**Supplied information:**

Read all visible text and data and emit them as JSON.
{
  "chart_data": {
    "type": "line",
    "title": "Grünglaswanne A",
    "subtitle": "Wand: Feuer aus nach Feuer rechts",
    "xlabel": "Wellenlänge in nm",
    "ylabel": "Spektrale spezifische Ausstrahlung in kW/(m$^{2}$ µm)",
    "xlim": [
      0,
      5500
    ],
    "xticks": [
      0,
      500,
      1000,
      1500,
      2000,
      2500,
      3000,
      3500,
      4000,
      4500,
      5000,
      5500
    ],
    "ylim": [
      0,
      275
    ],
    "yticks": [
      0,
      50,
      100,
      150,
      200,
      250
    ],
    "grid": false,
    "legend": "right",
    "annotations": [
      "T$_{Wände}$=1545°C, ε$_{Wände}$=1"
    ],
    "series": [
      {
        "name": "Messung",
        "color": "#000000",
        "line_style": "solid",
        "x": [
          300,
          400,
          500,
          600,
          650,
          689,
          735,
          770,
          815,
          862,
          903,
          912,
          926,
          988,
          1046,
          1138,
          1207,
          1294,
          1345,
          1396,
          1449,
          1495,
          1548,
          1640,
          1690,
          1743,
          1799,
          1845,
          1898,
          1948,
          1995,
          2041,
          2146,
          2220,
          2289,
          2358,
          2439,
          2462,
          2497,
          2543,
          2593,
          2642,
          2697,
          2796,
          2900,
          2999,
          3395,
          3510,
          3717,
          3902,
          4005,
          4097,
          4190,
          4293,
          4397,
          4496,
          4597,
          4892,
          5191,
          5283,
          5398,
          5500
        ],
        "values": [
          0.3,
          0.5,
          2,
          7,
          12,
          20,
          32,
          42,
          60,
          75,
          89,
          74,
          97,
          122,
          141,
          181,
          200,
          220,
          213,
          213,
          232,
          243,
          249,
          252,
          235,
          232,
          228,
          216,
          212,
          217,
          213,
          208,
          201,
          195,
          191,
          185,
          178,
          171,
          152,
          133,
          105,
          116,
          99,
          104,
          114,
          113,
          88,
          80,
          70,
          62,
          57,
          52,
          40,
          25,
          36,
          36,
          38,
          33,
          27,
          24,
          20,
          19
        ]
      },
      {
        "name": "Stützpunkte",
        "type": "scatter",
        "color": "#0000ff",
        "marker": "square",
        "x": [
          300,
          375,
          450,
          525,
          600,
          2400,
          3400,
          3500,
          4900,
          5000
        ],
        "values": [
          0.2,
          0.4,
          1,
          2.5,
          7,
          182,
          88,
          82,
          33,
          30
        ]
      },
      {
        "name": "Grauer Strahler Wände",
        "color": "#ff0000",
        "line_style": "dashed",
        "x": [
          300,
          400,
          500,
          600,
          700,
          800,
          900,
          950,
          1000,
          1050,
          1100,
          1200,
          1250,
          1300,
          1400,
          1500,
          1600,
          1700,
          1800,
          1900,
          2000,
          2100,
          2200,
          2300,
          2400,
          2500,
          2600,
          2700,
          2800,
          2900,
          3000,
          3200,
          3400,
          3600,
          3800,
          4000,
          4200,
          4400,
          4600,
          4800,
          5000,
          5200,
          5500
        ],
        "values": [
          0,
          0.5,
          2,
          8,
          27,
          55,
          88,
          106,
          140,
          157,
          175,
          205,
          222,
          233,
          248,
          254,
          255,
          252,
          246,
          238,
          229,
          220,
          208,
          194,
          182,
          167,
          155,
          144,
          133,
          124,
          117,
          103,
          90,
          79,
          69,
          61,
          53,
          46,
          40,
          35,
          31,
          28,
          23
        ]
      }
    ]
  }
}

**Written exercise:** Repeat the records exactly, including every line.

**Task answer:**
Read all visible text and data and emit them as JSON.
{
  "chart_data": {
    "type": "line",
    "title": "Grünglaswanne A",
    "subtitle": "Wand: Feuer aus nach Feuer rechts",
    "xlabel": "Wellenlänge in nm",
    "ylabel": "Spektrale spezifische Ausstrahlung in kW/(m$^{2}$ µm)",
    "xlim": [
      0,
      5500
    ],
    "xticks": [
      0,
      500,
      1000,
      1500,
      2000,
      2500,
      3000,
      3500,
      4000,
      4500,
      5000,
      5500
    ],
    "ylim": [
      0,
      275
    ],
    "yticks": [
      0,
      50,
      100,
      150,
      200,
      250
    ],
    "grid": false,
    "legend": "right",
    "annotations": [
      "T$_{Wände}$=1545°C, ε$_{Wände}$=1"
    ],
    "series": [
      {
        "name": "Messung",
        "color": "#000000",
        "line_style": "solid",
        "x": [
          300,
          400,
          500,
          600,
          650,
          689,
          735,
          770,
          815,
          862,
          903,
          912,
          926,
          988,
          1046,
          1138,
          1207,
          1294,
          1345,
          1396,
          1449,
          1495,
          1548,
          1640,
          1690,
          1743,
          1799,
          1845,
          1898,
          1948,
          1995,
          2041,
          2146,
          2220,
          2289,
          2358,
          2439,
          2462,
          2497,
          2543,
          2593,
          2642,
          2697,
          2796,
          2900,
          2999,
          3395,
          3510,
          3717,
          3902,
          4005,
          4097,
          4190,
          4293,
          4397,
          4496,
          4597,
          4892,
          5191,
          5283,
          5398,
          5500
        ],
        "values": [
          0.3,
          0.5,
          2,
          7,
          12,
          20,
          32,
          42,
          60,
          75,
          89,
          74,
          97,
          122,
          141,
          181,
          200,
          220,
          213,
          213,
          232,
          243,
          249,
          252,
          235,
          232,
          228,
          216,
          212,
          217,
          213,
          208,
          201,
          195,
          191,
          185,
          178,
          171,
          152,
          133,
          105,
          116,
          99,
          104,
          114,
          113,
          88,
          80,
          70,
          62,
          57,
          52,
          40,
          25,
          36,
          36,
          38,
          33,
          27,
          24,
          20,
          19
        ]
      },
      {
        "name": "Stützpunkte",
        "type": "scatter",
        "color": "#0000ff",
        "marker": "square",
        "x": [
          300,
          375,
          450,
          525,
          600,
          2400,
          3400,
          3500,
          4900,
          5000
        ],
        "values": [
          0.2,
          0.4,
          1,
          2.5,
          7,
          182,
          88,
          82,
          33,
          30
        ]
      },
      {
        "name": "Grauer Strahler Wände",
        "color": "#ff0000",
        "line_style": "dashed",
        "x": [
          300,
          400,
          500,
          600,
          700,
          800,
          900,
          950,
          1000,
          1050,
          1100,
          1200,
          1250,
          1300,
          1400,
          1500,
          1600,
          1700,
          1800,
          1900,
          2000,
          2100,
          2200,
          2300,
          2400,
          2500,
          2600,
          2700,
          2800,
          2900,
          3000,
          3200,
          3400,
          3600,
          3800,
          4000,
          4200,
          4400,
          4600,
          4800,
          5000,
          5200,
          5500
        ],
        "values": [
          0,
          0.5,
          2,
          8,
          27,
          55,
          88,
          106,
          140,
          157,
          175,
          205,
          222,
          233,
          248,
          254,
          255,
          252,
          246,
          238,
          229,
          220,
          208,
          194,
          182,
          167,
          155,
          144,
          133,
          124,
          117,
          103,
          90,
          79,
          69,
          61,
          53,
          46,
          40,
          35,
          31,
          28,
          23
        ]
      }
    ]
  }
}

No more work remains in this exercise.